→ SET TASK
Write the records out again, precisely as they stand.
-------- EXTRACTED INFORMATION --------
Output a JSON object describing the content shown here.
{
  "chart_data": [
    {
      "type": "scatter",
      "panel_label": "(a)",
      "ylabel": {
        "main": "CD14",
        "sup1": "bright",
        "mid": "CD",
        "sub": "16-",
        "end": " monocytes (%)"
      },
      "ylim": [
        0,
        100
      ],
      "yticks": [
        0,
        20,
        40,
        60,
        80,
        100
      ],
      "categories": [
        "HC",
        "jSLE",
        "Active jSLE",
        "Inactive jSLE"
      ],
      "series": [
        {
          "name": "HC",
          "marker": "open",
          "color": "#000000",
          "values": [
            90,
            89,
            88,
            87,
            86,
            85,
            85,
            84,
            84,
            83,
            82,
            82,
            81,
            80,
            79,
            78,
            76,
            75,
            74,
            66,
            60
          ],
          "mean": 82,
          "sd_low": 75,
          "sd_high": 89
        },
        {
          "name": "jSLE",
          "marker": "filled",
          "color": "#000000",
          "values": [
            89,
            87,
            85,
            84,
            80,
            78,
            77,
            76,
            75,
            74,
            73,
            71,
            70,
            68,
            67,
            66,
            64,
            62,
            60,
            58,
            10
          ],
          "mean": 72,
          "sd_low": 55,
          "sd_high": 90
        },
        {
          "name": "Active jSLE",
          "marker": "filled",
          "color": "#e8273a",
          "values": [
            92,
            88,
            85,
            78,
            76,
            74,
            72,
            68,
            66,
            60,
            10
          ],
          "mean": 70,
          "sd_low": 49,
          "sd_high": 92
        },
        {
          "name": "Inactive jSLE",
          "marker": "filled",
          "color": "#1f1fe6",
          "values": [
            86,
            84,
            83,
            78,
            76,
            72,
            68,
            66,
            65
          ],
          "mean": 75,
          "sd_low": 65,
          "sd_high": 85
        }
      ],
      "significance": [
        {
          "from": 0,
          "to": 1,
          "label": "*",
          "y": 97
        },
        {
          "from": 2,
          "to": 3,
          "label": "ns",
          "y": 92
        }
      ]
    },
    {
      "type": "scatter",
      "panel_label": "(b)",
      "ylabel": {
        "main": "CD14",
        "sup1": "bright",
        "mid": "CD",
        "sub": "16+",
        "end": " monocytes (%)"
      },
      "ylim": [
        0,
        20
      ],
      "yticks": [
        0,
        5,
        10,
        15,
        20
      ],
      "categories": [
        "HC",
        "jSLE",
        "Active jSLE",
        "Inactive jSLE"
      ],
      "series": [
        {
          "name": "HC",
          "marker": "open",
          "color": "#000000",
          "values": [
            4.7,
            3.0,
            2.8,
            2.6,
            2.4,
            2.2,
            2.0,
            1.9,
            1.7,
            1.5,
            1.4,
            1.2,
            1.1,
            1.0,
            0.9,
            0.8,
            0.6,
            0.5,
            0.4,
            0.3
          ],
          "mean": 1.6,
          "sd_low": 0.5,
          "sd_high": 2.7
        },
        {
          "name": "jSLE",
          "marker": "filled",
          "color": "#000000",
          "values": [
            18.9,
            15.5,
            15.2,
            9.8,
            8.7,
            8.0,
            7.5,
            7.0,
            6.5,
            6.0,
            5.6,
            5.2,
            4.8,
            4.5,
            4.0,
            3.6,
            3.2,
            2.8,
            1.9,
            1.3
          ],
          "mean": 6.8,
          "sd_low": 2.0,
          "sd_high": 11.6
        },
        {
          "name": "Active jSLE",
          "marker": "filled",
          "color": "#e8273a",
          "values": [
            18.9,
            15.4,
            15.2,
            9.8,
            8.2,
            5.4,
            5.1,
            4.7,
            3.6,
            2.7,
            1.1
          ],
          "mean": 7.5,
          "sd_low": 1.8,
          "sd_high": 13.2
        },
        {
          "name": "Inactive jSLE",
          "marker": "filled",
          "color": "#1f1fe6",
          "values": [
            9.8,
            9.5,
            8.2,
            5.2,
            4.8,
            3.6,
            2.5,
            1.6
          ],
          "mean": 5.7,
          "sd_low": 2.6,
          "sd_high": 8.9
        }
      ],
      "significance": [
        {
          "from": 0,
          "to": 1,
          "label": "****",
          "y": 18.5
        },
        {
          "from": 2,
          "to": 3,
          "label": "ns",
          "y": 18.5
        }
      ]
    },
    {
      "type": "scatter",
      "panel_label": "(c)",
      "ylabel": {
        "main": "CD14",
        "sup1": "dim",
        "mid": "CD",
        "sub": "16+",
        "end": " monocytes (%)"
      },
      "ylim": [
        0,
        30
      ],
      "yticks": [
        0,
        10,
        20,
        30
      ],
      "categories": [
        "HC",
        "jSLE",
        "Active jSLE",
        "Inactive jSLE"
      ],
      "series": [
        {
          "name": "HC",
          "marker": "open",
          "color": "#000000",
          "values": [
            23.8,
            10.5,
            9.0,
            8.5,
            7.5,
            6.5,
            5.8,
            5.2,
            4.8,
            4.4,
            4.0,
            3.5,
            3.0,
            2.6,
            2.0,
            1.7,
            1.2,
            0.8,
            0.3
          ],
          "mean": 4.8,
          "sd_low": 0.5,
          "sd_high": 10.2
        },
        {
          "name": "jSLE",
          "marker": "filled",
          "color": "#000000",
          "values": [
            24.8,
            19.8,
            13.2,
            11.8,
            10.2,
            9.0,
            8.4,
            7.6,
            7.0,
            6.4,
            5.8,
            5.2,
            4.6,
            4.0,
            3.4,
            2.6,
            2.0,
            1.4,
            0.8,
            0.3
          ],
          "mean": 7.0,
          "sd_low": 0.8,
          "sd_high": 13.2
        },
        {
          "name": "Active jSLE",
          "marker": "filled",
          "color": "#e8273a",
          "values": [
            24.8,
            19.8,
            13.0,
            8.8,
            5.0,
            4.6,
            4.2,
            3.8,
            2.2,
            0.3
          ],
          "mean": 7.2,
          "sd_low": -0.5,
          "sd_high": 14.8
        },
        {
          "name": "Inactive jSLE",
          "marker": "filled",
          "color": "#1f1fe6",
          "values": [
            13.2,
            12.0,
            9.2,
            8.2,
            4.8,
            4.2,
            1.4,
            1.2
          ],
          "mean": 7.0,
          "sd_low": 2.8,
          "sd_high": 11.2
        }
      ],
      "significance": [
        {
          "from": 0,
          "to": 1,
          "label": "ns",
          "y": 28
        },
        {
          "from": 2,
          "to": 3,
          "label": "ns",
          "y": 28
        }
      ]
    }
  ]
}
--------
→ THE OUTPUT
Output a JSON object describing the content shown here.
{
  "chart_data": [
    {
      "type": "scatter",
      "panel_label": "(a)",
      "ylabel": {
        "main": "CD14",
        "sup1": "bright",
        "mid": "CD",
        "sub": "16-",
        "end": " monocytes (%)"
      },
      "ylim": [
        0,
        100
      ],
      "yticks": [
        0,
        20,
        40,
        60,
        80,
        100
      ],
      "categories": [
        "HC",
        "jSLE",
        "Active jSLE",
        "Inactive jSLE"
      ],
      "series": [
        {
          "name": "HC",
          "marker": "open",
          "color": "#000000",
          "values": [
            90,
            89,
            88,
            87,
            86,
            85,
            85,
            84,
            84,
            83,
            82,
            82,
            81,
            80,
            79,
            78,
            76,
            75,
            74,
            66,
            60
          ],
          "mean": 82,
          "sd_low": 75,
          "sd_high": 89
        },
        {
          "name": "jSLE",
          "marker": "filled",
          "color": "#000000",
          "values": [
            89,
            87,
            85,
            84,
            80,
            78,
            77,
            76,
            75,
            74,
            73,
            71,
            70,
            68,
            67,
            66,
            64,
            62,
            60,
            58,
            10
          ],
          "mean": 72,
          "sd_low": 55,
          "sd_high": 90
        },
        {
          "name": "Active jSLE",
          "marker": "filled",
          "color": "#e8273a",
          "values": [
            92,
            88,
            85,
            78,
            76,
            74,
            72,
            68,
            66,
            60,
            10
          ],
          "mean": 70,
          "sd_low": 49,
          "sd_high": 92
        },
        {
          "name": "Inactive jSLE",
          "marker": "filled",
          "color": "#1f1fe6",
          "values": [
            86,
            84,
            83,
            78,
            76,
            72,
            68,
            66,
            65
          ],
          "mean": 75,
          "sd_low": 65,
          "sd_high": 85
        }
      ],
      "significance": [
        {
          "from": 0,
          "to": 1,
          "label": "*",
          "y": 97
        },
        {
          "from": 2,
          "to": 3,
          "label": "ns",
          "y": 92
        }
      ]
    },
    {
      "type": "scatter",
      "panel_label": "(b)",
      "ylabel": {
        "main": "CD14",
        "sup1": "bright",
        "mid": "CD",
        "sub": "16+",
        "end": " monocytes (%)"
      },
      "ylim": [
        0,
        20
      ],
      "yticks": [
        0,
        5,
        10,
        15,
        20
      ],
      "categories": [
        "HC",
        "jSLE",
        "Active jSLE",
        "Inactive jSLE"
      ],
      "series": [
        {
          "name": "HC",
          "marker": "open",
          "color": "#000000",
          "values": [
            4.7,
            3.0,
            2.8,
            2.6,
            2.4,
            2.2,
            2.0,
            1.9,
            1.7,
            1.5,
            1.4,
            1.2,
            1.1,
            1.0,
            0.9,
            0.8,
            0.6,
            0.5,
            0.4,
            0.3
          ],
          "mean": 1.6,
          "sd_low": 0.5,
          "sd_high": 2.7
        },
        {
          "name": "jSLE",
          "marker": "filled",
          "color": "#000000",
          "values": [
            18.9,
            15.5,
            15.2,
            9.8,
            8.7,
            8.0,
            7.5,
            7.0,
            6.5,
            6.0,
            5.6,
            5.2,
            4.8,
            4.5,
            4.0,
            3.6,
            3.2,
            2.8,
            1.9,
            1.3
          ],
          "mean": 6.8,
          "sd_low": 2.0,
          "sd_high": 11.6
        },
        {
          "name": "Active jSLE",
          "marker": "filled",
          "color": "#e8273a",
          "values": [
            18.9,
            15.4,
            15.2,
            9.8,
            8.2,
            5.4,
            5.1,
            4.7,
            3.6,
            2.7,
            1.1
          ],
          "mean": 7.5,
          "sd_low": 1.8,
          "sd_high": 13.2
        },
        {
          "name": "Inactive jSLE",
          "marker": "filled",
          "color": "#1f1fe6",
          "values": [
            9.8,
            9.5,
            8.2,
            5.2,
            4.8,
            3.6,
            2.5,
            1.6
          ],
          "mean": 5.7,
          "sd_low": 2.6,
          "sd_high": 8.9
        }
      ],
      "significance": [
        {
          "from": 0,
          "to": 1,
          "label": "****",
          "y": 18.5
        },
        {
          "from": 2,
          "to": 3,
          "label": "ns",
          "y": 18.5
        }
      ]
    },
    {
      "type": "scatter",
      "panel_label": "(c)",
      "ylabel": {
        "main": "CD14",
        "sup1": "dim",
        "mid": "CD",
        "sub": "16+",
        "end": " monocytes (%)"
      },
      "ylim": [
        0,
        30
      ],
      "yticks": [
        0,
        10,
        20,
        30
      ],
      "categories": [
        "HC",
        "jSLE",
        "Active jSLE",
        "Inactive jSLE"
      ],
      "series": [
        {
          "name": "HC",
          "marker": "open",
          "color": "#000000",
          "values": [
            23.8,
            10.5,
            9.0,
            8.5,
            7.5,
            6.5,
            5.8,
            5.2,
            4.8,
            4.4,
            4.0,
            3.5,
            3.0,
            2.6,
            2.0,
            1.7,
            1.2,
            0.8,
            0.3
          ],
          "mean": 4.8,
          "sd_low": 0.5,
          "sd_high": 10.2
        },
        {
          "name": "jSLE",
          "marker": "filled",
          "color": "#000000",
          "values": [
            24.8,
            19.8,
            13.2,
            11.8,
            10.2,
            9.0,
            8.4,
            7.6,
            7.0,
            6.4,
            5.8,
            5.2,
            4.6,
            4.0,
            3.4,
            2.6,
            2.0,
            1.4,
            0.8,
            0.3
          ],
          "mean": 7.0,
          "sd_low": 0.8,
          "sd_high": 13.2
        },
        {
          "name": "Active jSLE",
          "marker": "filled",
          "color": "#e8273a",
          "values": [
            24.8,
            19.8,
            13.0,
            8.8,
            5.0,
            4.6,
            4.2,
            3.8,
            2.2,
            0.3
          ],
          "mean": 7.2,
          "sd_low": -0.5,
          "sd_high": 14.8
        },
        {
          "name": "Inactive jSLE",
          "marker": "filled",
          "color": "#1f1fe6",
          "values": [
            13.2,
            12.0,
            9.2,
            8.2,
            4.8,
            4.2,
            1.4,
            1.2
          ],
          "mean": 7.0,
          "sd_low": 2.8,
          "sd_high": 11.2
        }
      ],
      "significance": [
        {
          "from": 0,
          "to": 1,
          "label": "ns",
          "y": 28
        },
        {
          "from": 2,
          "to": 3,
          "label": "ns",
          "y": 28
        }
      ]
    }
  ]
}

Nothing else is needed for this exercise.